**Exercise**.
Print the listing as it stands, omitting all images.

**Dataset records**.
..........

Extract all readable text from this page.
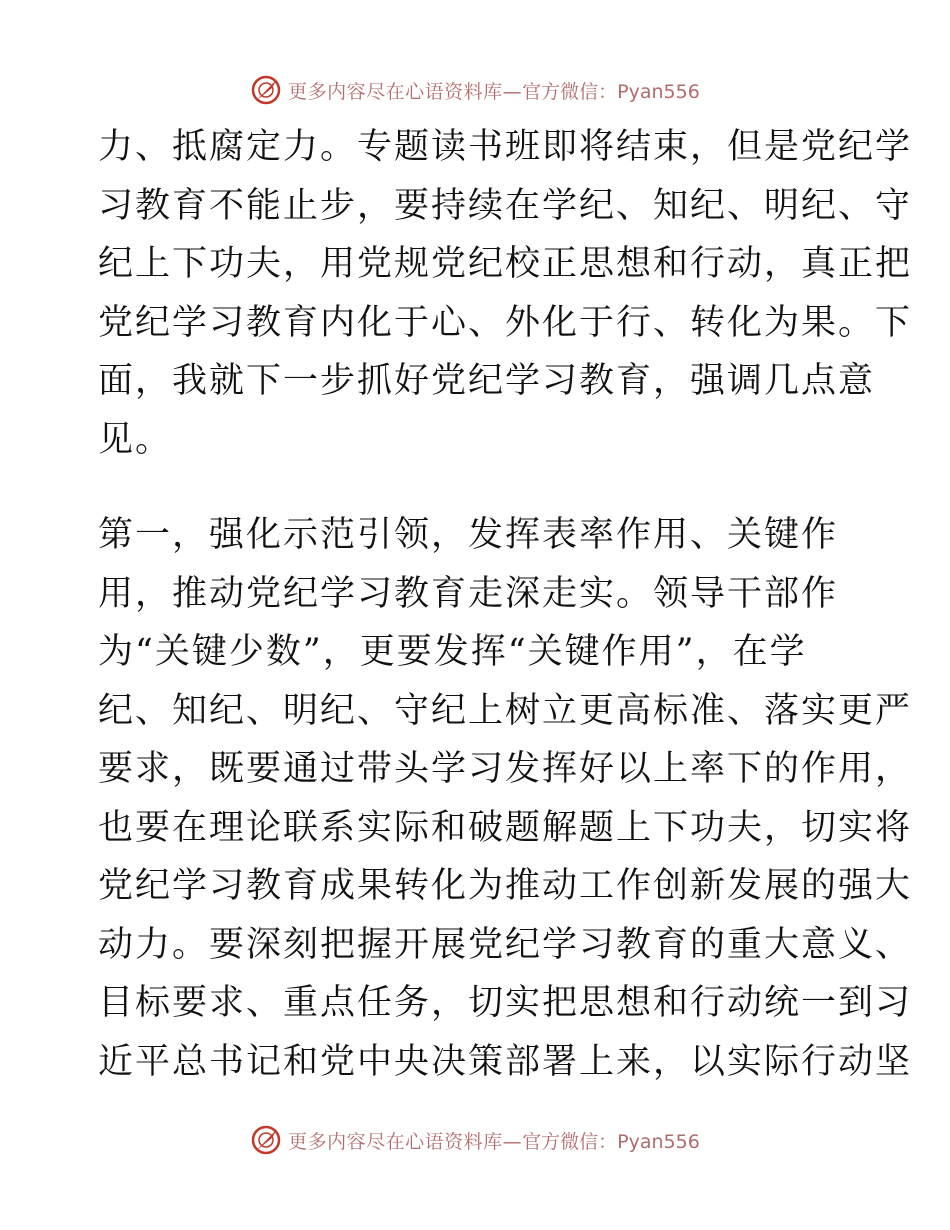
更多内容尽在心语资料库— 官方微信：Pyan556
力、抵腐定力。专题读书班即将结束，但是党纪学
习教育不能止步，要持续在学纪、知纪、明纪、守
纪上下功夫，用党规党纪校正思想和行动，真正把
党纪学习教育内化于心、外化于行、转化为果。下
面，我就下一步抓好党纪学习教育，强调几点意
见。
第一，强化示范引领，发挥表率作用、关键作
用，推动党纪学习教育走深走实。领导干部作
为“关键少数”，更要发挥“关键作用”，在学
纪、知纪、明纪、守纪上树立更高标准、落实更严
要求，既要通过带头学习发挥好以上率下的作用，
也要在理论联系实际和破题解题上下功夫，切实将
党纪学习教育成果转化为推动工作创新发展的强大
动力。要深刻把握开展党纪学习教育的重大意义、
目标要求、重点任务，切实把思想和行动统一到习
近平总书记和党中央决策部署上来，以实际行动坚
更多内容尽在心语资料库— 官方微信：Pyan556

..........

**Answer in full**.
Extract all readable text from this page.
更多内容尽在心语资料库— 官方微信：Pyan556
力、抵腐定力。专题读书班即将结束，但是党纪学
习教育不能止步，要持续在学纪、知纪、明纪、守
纪上下功夫，用党规党纪校正思想和行动，真正把
党纪学习教育内化于心、外化于行、转化为果。下
面，我就下一步抓好党纪学习教育，强调几点意
见。
第一，强化示范引领，发挥表率作用、关键作
用，推动党纪学习教育走深走实。领导干部作
为“关键少数”，更要发挥“关键作用”，在学
纪、知纪、明纪、守纪上树立更高标准、落实更严
要求，既要通过带头学习发挥好以上率下的作用，
也要在理论联系实际和破题解题上下功夫，切实将
党纪学习教育成果转化为推动工作创新发展的强大
动力。要深刻把握开展党纪学习教育的重大意义、
目标要求、重点任务，切实把思想和行动统一到习
近平总书记和党中央决策部署上来，以实际行动坚
更多内容尽在心语资料库— 官方微信：Pyan556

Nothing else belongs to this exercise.